Find the word "FIELD" in the material below and gather every line that contains it.

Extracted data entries
[Begin]

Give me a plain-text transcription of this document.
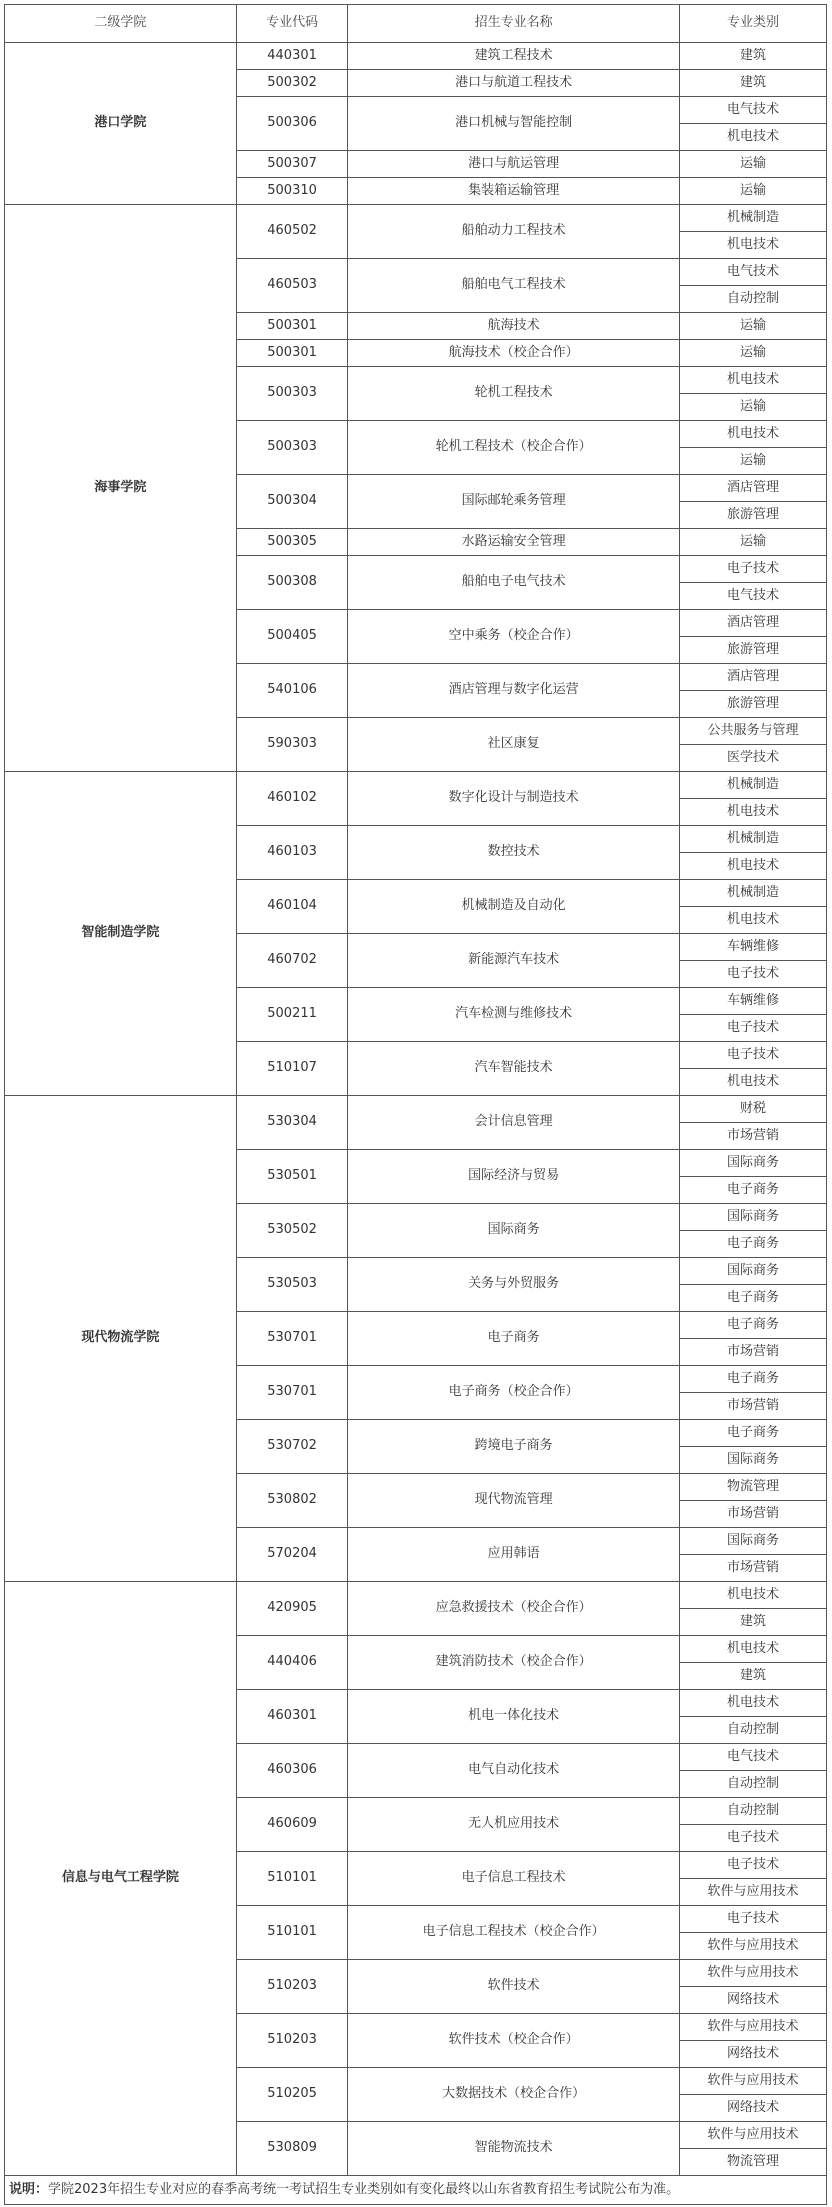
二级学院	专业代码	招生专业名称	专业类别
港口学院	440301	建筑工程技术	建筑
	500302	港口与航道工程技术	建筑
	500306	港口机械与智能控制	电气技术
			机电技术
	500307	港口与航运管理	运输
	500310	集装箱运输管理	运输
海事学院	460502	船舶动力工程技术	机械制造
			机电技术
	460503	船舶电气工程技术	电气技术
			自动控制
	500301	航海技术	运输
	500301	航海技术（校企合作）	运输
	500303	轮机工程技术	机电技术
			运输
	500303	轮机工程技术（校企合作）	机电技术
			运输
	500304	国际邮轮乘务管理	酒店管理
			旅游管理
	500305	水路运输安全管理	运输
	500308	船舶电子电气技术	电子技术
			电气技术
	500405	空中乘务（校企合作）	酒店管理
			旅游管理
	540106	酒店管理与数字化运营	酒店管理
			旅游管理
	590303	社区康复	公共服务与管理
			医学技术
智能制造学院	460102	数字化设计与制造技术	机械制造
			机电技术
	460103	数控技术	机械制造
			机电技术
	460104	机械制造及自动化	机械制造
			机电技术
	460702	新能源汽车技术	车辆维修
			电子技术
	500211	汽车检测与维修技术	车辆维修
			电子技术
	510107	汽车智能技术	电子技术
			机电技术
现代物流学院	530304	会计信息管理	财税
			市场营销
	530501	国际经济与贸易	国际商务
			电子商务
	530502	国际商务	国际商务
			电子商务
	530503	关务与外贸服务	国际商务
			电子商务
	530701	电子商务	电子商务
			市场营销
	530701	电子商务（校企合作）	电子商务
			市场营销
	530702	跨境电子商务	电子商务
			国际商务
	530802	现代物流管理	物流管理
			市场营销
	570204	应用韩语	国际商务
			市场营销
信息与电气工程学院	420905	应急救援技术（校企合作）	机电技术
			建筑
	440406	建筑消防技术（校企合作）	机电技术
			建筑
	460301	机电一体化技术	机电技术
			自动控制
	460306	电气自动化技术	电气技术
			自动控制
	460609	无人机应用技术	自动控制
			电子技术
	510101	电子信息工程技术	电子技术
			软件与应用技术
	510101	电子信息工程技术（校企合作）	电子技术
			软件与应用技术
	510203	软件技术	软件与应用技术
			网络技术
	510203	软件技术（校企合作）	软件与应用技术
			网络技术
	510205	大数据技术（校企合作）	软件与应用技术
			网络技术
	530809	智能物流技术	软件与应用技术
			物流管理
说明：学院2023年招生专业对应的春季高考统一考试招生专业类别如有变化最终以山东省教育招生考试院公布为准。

[End]
[Begin]

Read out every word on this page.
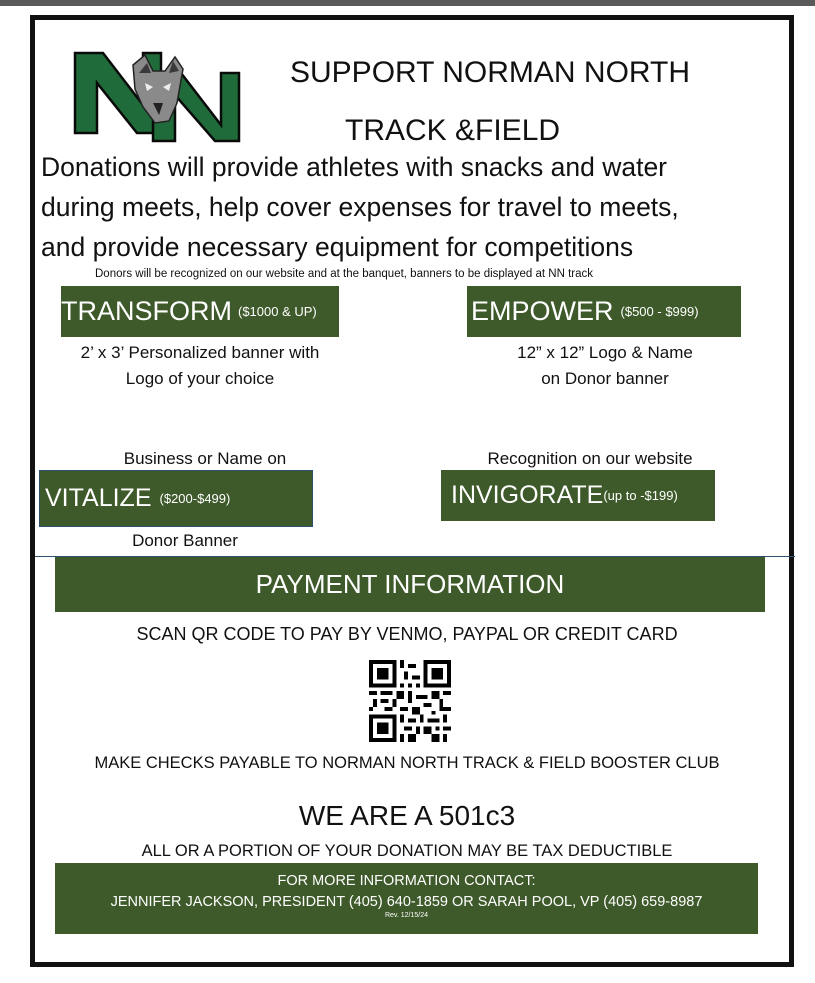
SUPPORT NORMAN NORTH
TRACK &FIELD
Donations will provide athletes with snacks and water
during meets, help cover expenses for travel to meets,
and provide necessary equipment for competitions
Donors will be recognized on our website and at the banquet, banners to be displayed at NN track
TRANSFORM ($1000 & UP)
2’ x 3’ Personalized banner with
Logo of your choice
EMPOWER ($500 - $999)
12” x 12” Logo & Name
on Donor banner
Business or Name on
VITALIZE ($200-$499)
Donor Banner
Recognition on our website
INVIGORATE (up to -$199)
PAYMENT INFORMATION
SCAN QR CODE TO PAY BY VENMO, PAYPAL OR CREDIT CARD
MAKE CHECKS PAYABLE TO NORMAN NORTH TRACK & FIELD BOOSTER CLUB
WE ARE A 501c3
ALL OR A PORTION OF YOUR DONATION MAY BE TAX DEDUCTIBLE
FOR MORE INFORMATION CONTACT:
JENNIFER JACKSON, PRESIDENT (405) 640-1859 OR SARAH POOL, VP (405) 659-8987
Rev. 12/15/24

[End]

> Task solution:
TRACK &FIELD
MAKE CHECKS PAYABLE TO NORMAN NORTH TRACK & FIELD BOOSTER CLUB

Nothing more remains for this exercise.